What the exercise asks =
Please lay out each line of the records below as a numbered list, leaving out any blank lines.

Saved entries =
──────────
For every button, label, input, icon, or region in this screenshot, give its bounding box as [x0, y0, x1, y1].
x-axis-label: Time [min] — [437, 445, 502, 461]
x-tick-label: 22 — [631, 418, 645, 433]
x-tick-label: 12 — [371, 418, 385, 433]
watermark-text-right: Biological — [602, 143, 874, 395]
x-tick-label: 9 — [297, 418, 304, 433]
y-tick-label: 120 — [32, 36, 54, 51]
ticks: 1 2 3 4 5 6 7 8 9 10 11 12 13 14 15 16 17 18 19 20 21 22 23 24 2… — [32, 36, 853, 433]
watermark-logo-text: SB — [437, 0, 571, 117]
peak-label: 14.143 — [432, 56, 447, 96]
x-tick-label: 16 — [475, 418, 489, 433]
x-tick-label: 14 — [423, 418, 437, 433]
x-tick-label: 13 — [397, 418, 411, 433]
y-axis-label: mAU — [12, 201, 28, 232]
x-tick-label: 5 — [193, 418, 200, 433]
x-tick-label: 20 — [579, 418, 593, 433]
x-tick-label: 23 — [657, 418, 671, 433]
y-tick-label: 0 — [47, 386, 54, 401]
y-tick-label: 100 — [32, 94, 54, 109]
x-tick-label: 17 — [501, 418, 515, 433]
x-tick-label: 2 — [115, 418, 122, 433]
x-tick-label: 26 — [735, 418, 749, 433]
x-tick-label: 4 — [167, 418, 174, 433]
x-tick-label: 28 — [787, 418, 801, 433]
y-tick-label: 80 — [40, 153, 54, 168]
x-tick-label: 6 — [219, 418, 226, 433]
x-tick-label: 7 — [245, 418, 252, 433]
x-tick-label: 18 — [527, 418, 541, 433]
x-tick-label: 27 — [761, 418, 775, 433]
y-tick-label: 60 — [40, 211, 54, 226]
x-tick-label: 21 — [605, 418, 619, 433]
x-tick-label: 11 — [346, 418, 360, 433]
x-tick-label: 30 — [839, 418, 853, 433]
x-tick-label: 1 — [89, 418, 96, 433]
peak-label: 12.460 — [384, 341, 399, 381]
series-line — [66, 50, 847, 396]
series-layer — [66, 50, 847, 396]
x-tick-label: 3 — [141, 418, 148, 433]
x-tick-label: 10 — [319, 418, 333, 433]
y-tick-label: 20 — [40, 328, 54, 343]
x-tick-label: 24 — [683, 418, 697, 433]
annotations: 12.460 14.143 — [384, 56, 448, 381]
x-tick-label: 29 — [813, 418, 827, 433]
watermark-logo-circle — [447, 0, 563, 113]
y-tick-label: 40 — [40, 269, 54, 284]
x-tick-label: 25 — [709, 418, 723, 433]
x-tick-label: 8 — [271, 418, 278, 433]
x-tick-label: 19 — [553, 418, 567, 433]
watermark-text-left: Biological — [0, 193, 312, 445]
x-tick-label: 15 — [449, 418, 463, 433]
──────────
Correct output =
1. For every button, label, input, icon, or region in this screenshot, give its bounding box as [x0, y0, x1, y1].
2. x-axis-label: Time [min] — [437, 445, 502, 461]
3. x-tick-label: 22 — [631, 418, 645, 433]
4. x-tick-label: 12 — [371, 418, 385, 433]
5. watermark-text-right: Biological — [602, 143, 874, 395]
6. x-tick-label: 9 — [297, 418, 304, 433]
7. y-tick-label: 120 — [32, 36, 54, 51]
8. ticks: 1 2 3 4 5 6 7 8 9 10 11 12 13 14 15 16 17 18 19 20 21 22 23 24 2… — [32, 36, 853, 433]
9. watermark-logo-text: SB — [437, 0, 571, 117]
10. peak-label: 14.143 — [432, 56, 447, 96]
11. x-tick-label: 16 — [475, 418, 489, 433]
12. x-tick-label: 14 — [423, 418, 437, 433]
13. x-tick-label: 13 — [397, 418, 411, 433]
14. y-axis-label: mAU — [12, 201, 28, 232]
15. x-tick-label: 5 — [193, 418, 200, 433]
16. x-tick-label: 20 — [579, 418, 593, 433]
17. x-tick-label: 23 — [657, 418, 671, 433]
18. y-tick-label: 0 — [47, 386, 54, 401]
19. y-tick-label: 100 — [32, 94, 54, 109]
20. x-tick-label: 17 — [501, 418, 515, 433]
21. x-tick-label: 2 — [115, 418, 122, 433]
22. x-tick-label: 26 — [735, 418, 749, 433]
23. x-tick-label: 4 — [167, 418, 174, 433]
24. x-tick-label: 28 — [787, 418, 801, 433]
25. y-tick-label: 80 — [40, 153, 54, 168]
26. x-tick-label: 6 — [219, 418, 226, 433]
27. x-tick-label: 7 — [245, 418, 252, 433]
28. x-tick-label: 18 — [527, 418, 541, 433]
29. x-tick-label: 27 — [761, 418, 775, 433]
30. y-tick-label: 60 — [40, 211, 54, 226]
31. x-tick-label: 21 — [605, 418, 619, 433]
32. x-tick-label: 11 — [346, 418, 360, 433]
33. x-tick-label: 30 — [839, 418, 853, 433]
34. x-tick-label: 1 — [89, 418, 96, 433]
35. peak-label: 12.460 — [384, 341, 399, 381]
36. series-line — [66, 50, 847, 396]
37. series-layer — [66, 50, 847, 396]
38. x-tick-label: 3 — [141, 418, 148, 433]
39. x-tick-label: 10 — [319, 418, 333, 433]
40. y-tick-label: 20 — [40, 328, 54, 343]
41. x-tick-label: 24 — [683, 418, 697, 433]
42. annotations: 12.460 14.143 — [384, 56, 448, 381]
43. x-tick-label: 29 — [813, 418, 827, 433]
44. watermark-logo-circle — [447, 0, 563, 113]
45. y-tick-label: 40 — [40, 269, 54, 284]
46. x-tick-label: 25 — [709, 418, 723, 433]
47. x-tick-label: 8 — [271, 418, 278, 433]
48. x-tick-label: 19 — [553, 418, 567, 433]
49. watermark-text-left: Biological — [0, 193, 312, 445]
50. x-tick-label: 15 — [449, 418, 463, 433]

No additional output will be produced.